**Aim:** Every record that follows must be duplicated exactly, with images left out.

━━━━━━━━━━━━━━━━━━━━

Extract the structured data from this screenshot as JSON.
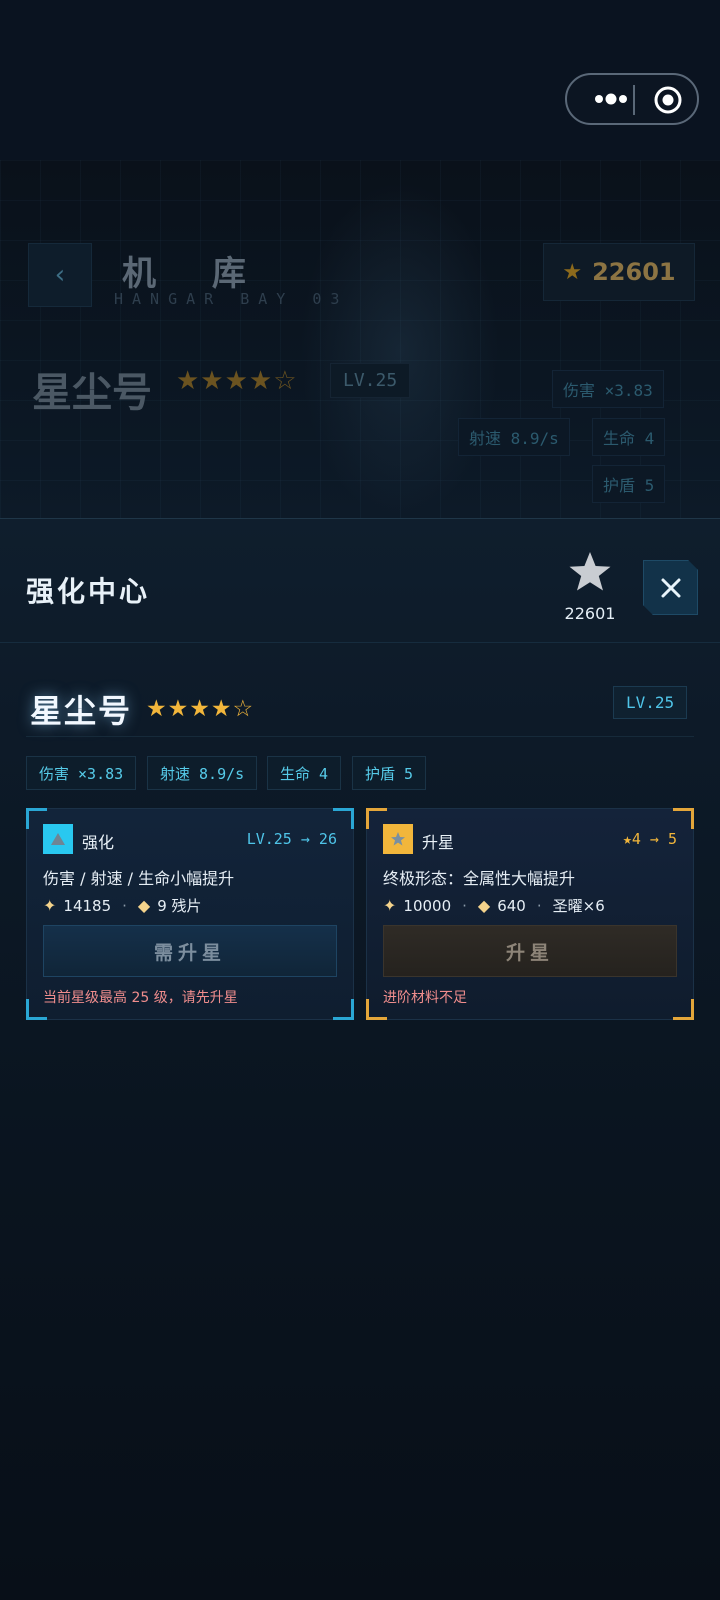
{
  "hangar": {
    "back_icon": "‹",
    "title": "机 库",
    "subtitle": "HANGAR BAY 03",
    "coins": "22601",
    "ship_name": "星尘号",
    "stars": "★★★★☆",
    "level": "LV.25",
    "stats": {
      "damage": "伤害 ×3.83",
      "fire_rate": "射速 8.9/s",
      "hp": "生命 4",
      "shield": "护盾 5"
    }
  },
  "sheet": {
    "title": "强化中心",
    "coins": "22601",
    "ship_name": "星尘号",
    "stars": "★★★★☆",
    "level": "LV.25",
    "stats": [
      "伤害 ×3.83",
      "射速 8.9/s",
      "生命 4",
      "护盾 5"
    ],
    "cards": {
      "upgrade": {
        "label": "强化",
        "level_change": "LV.25 → 26",
        "desc": "伤害 / 射速 / 生命小幅提升",
        "cost_coins": "14185",
        "cost_shards": "9 残片",
        "button": "需升星",
        "note": "当前星级最高 25 级，请先升星"
      },
      "starup": {
        "label": "升星",
        "level_change": "★4 → 5",
        "desc": "终极形态：全属性大幅提升",
        "cost_coins": "10000",
        "cost_shards": "640",
        "cost_extra": "圣曜×6",
        "button": "升星",
        "note": "进阶材料不足"
      }
    }
  },
  "colors": {
    "accent_cyan": "#29c8f0",
    "accent_gold": "#f2b63b",
    "warning": "#f08d8d",
    "background": "#070c14"
  }
}
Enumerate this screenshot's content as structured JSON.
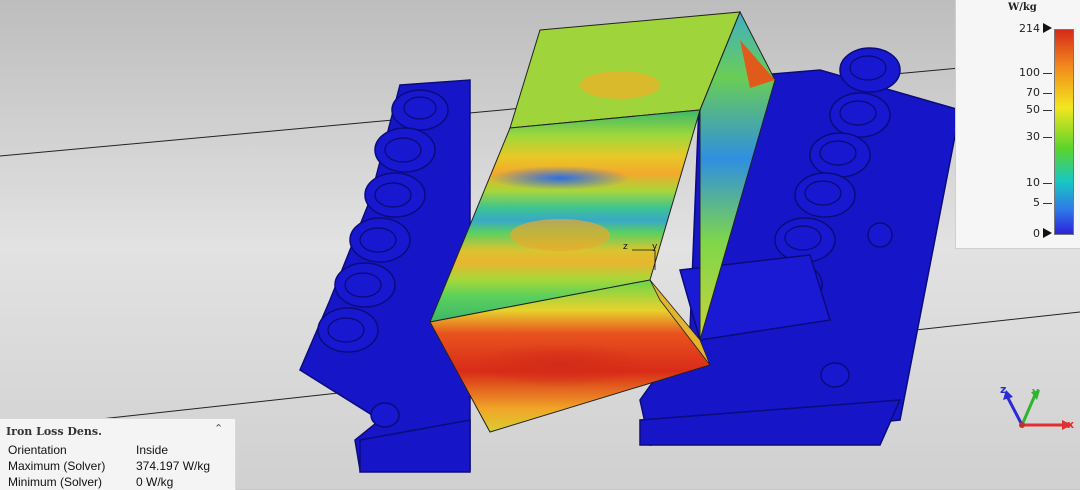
{
  "legend": {
    "unit": "W/kg",
    "max_label": "214",
    "ticks": [
      "100",
      "70",
      "50",
      "30",
      "10",
      "5",
      "0"
    ],
    "colors": [
      "#d62a1a",
      "#f28a1c",
      "#f3e61f",
      "#5cd42b",
      "#18c8c0",
      "#2f79ea",
      "#2b23d8"
    ]
  },
  "info": {
    "title": "Iron Loss Dens.",
    "rows": [
      {
        "label": "Orientation",
        "value": "Inside"
      },
      {
        "label": "Maximum (Solver)",
        "value": "374.197 W/kg"
      },
      {
        "label": "Minimum (Solver)",
        "value": "0 W/kg"
      }
    ]
  },
  "axes": {
    "x": "x",
    "y": "y",
    "z": "z"
  },
  "center_axes": {
    "z": "z",
    "y": "y"
  }
}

━━━━━━━━━━━━━━━━━━━━

**Written answer:**
Extract the structured data from this screenshot as JSON.
{
  "hangar": {
    "back_icon": "‹",
    "title": "机 库",
    "subtitle": "HANGAR BAY 03",
    "coins": "22601",
    "ship_name": "星尘号",
    "stars": "★★★★☆",
    "level": "LV.25",
    "stats": {
      "damage": "伤害 ×3.83",
      "fire_rate": "射速 8.9/s",
      "hp": "生命 4",
      "shield": "护盾 5"
    }
  },
  "sheet": {
    "title": "强化中心",
    "coins": "22601",
    "ship_name": "星尘号",
    "stars": "★★★★☆",
    "level": "LV.25",
    "stats": [
      "伤害 ×3.83",
      "射速 8.9/s",
      "生命 4",
      "护盾 5"
    ],
    "cards": {
      "upgrade": {
        "label": "强化",
        "level_change": "LV.25 → 26",
        "desc": "伤害 / 射速 / 生命小幅提升",
        "cost_coins": "14185",
        "cost_shards": "9 残片",
        "button": "需升星",
        "note": "当前星级最高 25 级，请先升星"
      },
      "starup": {
        "label": "升星",
        "level_change": "★4 → 5",
        "desc": "终极形态：全属性大幅提升",
        "cost_coins": "10000",
        "cost_shards": "640",
        "cost_extra": "圣曜×6",
        "button": "升星",
        "note": "进阶材料不足"
      }
    }
  },
  "colors": {
    "accent_cyan": "#29c8f0",
    "accent_gold": "#f2b63b",
    "warning": "#f08d8d",
    "background": "#070c14"
  }
}
Enumerate this screenshot's content as structured JSON.
{
  "legend": {
    "unit": "W/kg",
    "max_label": "214",
    "ticks": [
      "100",
      "70",
      "50",
      "30",
      "10",
      "5",
      "0"
    ],
    "colors": [
      "#d62a1a",
      "#f28a1c",
      "#f3e61f",
      "#5cd42b",
      "#18c8c0",
      "#2f79ea",
      "#2b23d8"
    ]
  },
  "info": {
    "title": "Iron Loss Dens.",
    "rows": [
      {
        "label": "Orientation",
        "value": "Inside"
      },
      {
        "label": "Maximum (Solver)",
        "value": "374.197 W/kg"
      },
      {
        "label": "Minimum (Solver)",
        "value": "0 W/kg"
      }
    ]
  },
  "axes": {
    "x": "x",
    "y": "y",
    "z": "z"
  },
  "center_axes": {
    "z": "z",
    "y": "y"
  }
}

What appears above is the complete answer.